In the listing below, how many lines contain the word "Loads"? Please respond with the number only.
________________
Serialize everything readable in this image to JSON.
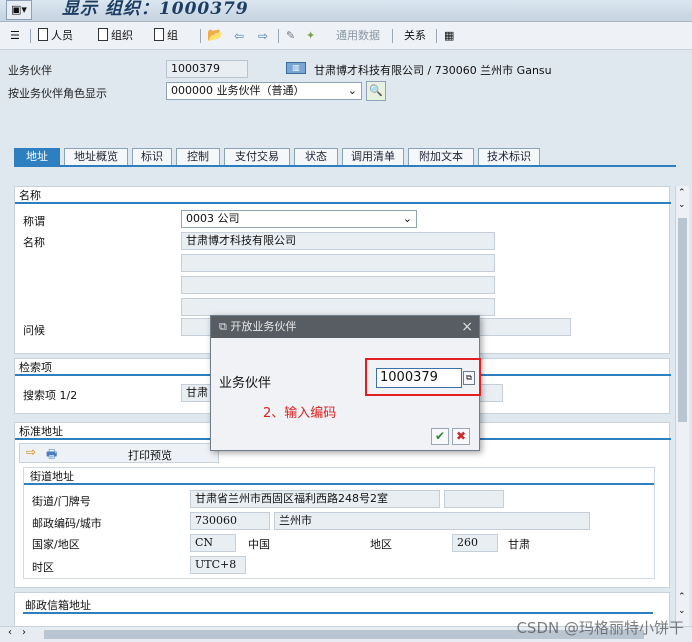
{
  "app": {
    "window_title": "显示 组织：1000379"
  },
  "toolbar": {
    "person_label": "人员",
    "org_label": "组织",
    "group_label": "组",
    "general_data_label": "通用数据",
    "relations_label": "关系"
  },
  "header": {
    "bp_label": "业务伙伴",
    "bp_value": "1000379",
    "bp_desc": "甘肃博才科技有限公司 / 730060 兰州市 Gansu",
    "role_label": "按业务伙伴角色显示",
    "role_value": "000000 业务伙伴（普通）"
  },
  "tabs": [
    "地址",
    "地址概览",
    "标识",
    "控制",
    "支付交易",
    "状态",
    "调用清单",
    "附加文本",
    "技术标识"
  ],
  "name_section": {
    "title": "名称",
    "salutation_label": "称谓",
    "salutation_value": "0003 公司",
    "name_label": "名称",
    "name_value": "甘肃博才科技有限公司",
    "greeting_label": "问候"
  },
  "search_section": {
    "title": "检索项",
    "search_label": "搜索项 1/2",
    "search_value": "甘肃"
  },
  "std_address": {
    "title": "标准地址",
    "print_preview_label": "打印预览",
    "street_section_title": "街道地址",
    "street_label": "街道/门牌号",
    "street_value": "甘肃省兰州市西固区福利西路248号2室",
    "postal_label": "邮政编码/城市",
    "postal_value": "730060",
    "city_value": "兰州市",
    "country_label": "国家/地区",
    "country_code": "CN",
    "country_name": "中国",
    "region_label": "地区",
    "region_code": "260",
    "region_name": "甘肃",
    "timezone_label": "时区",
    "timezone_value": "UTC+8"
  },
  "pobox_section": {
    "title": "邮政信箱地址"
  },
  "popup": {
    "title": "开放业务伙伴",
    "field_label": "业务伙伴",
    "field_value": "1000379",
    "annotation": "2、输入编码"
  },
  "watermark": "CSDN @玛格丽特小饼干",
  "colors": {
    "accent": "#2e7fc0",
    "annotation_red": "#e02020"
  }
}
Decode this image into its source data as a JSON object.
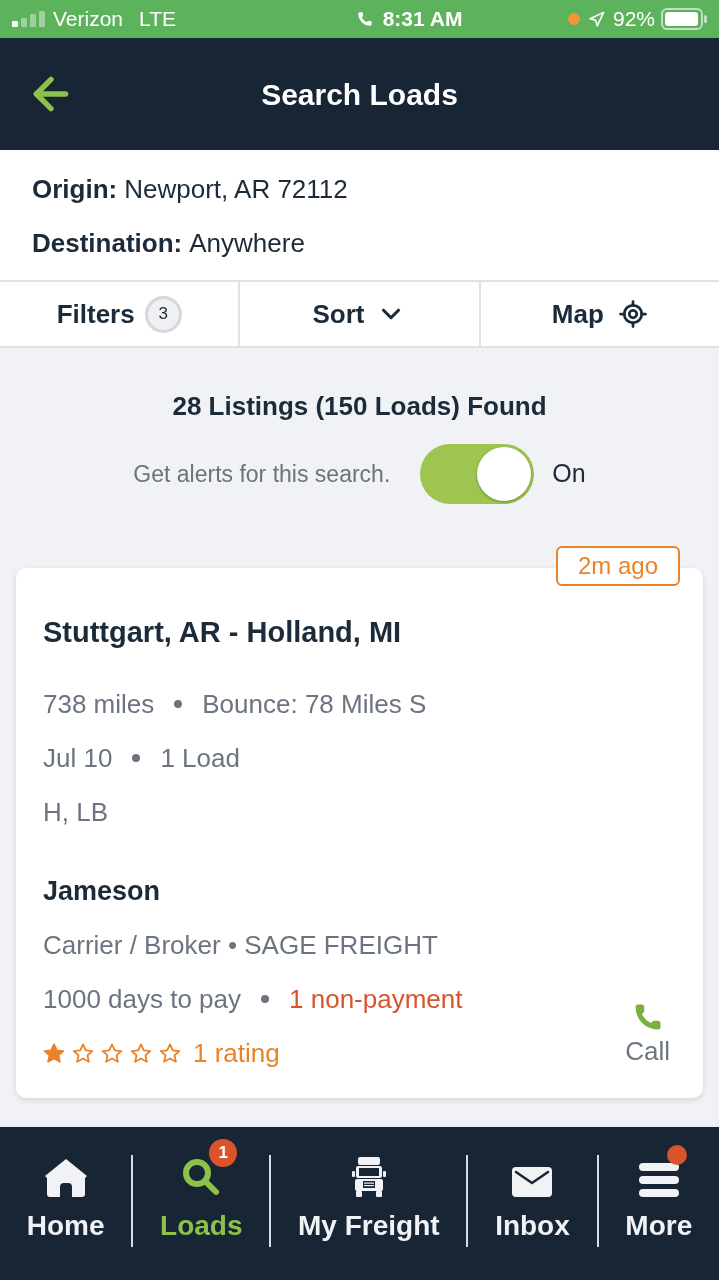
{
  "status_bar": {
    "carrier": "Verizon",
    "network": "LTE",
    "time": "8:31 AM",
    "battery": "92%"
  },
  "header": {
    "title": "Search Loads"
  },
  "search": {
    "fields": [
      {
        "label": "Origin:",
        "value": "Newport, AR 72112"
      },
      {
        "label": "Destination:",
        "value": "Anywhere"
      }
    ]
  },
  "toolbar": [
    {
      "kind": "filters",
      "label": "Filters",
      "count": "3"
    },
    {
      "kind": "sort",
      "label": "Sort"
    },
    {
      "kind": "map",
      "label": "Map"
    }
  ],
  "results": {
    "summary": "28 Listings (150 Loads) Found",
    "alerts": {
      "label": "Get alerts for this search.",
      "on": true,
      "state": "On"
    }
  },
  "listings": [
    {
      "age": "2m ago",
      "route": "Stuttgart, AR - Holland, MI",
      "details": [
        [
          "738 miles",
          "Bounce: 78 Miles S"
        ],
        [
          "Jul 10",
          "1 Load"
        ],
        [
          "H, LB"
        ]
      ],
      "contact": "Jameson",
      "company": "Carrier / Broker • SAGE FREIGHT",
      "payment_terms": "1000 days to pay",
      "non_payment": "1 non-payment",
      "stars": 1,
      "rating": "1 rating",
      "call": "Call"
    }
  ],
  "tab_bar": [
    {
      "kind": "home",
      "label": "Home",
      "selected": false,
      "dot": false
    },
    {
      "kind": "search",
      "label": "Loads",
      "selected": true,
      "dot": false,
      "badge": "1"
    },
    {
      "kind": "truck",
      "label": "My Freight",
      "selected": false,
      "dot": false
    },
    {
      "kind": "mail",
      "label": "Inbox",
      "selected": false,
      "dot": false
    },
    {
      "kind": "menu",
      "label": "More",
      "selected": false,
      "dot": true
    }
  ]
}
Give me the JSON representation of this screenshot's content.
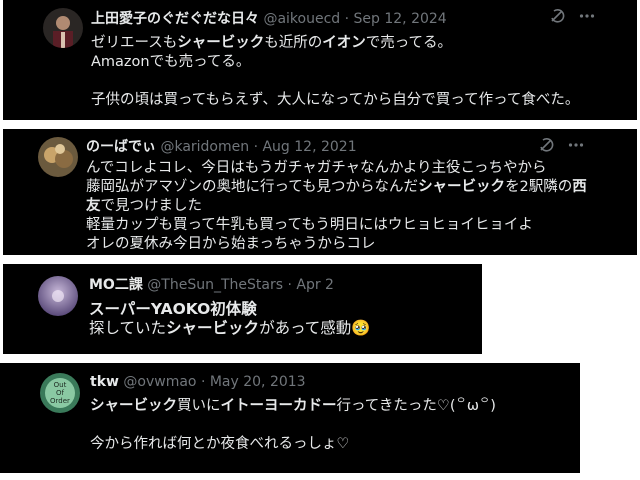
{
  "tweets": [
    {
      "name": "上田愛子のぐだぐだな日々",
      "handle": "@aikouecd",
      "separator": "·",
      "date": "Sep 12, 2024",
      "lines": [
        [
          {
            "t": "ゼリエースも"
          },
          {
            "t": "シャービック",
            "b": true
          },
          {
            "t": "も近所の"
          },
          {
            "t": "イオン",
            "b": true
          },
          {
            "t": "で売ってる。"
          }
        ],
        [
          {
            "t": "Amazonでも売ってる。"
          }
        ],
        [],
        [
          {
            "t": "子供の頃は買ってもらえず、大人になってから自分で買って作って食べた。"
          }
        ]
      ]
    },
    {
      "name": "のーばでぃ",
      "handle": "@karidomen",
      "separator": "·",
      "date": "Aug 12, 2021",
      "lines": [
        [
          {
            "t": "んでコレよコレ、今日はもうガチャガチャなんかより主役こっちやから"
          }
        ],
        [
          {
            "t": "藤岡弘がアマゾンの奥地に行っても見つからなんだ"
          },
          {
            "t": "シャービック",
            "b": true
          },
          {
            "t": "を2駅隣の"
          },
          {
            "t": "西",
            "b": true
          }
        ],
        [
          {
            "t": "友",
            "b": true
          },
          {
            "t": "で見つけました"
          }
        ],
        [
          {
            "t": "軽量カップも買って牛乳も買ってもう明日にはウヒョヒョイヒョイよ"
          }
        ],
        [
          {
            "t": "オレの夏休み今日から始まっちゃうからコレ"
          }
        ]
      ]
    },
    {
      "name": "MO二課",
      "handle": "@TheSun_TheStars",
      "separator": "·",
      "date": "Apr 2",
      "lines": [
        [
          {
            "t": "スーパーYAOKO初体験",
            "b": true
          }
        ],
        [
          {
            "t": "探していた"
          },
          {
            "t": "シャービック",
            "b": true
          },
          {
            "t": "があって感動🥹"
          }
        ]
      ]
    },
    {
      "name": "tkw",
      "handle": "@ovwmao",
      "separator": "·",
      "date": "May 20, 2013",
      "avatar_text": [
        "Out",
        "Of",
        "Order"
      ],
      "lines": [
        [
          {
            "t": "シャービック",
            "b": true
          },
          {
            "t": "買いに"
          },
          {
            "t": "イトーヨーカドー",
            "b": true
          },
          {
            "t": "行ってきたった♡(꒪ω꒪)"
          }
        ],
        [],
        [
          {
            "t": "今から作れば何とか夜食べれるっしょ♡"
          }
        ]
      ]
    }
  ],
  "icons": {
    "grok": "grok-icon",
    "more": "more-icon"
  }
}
________________
> [Solution for this task] 3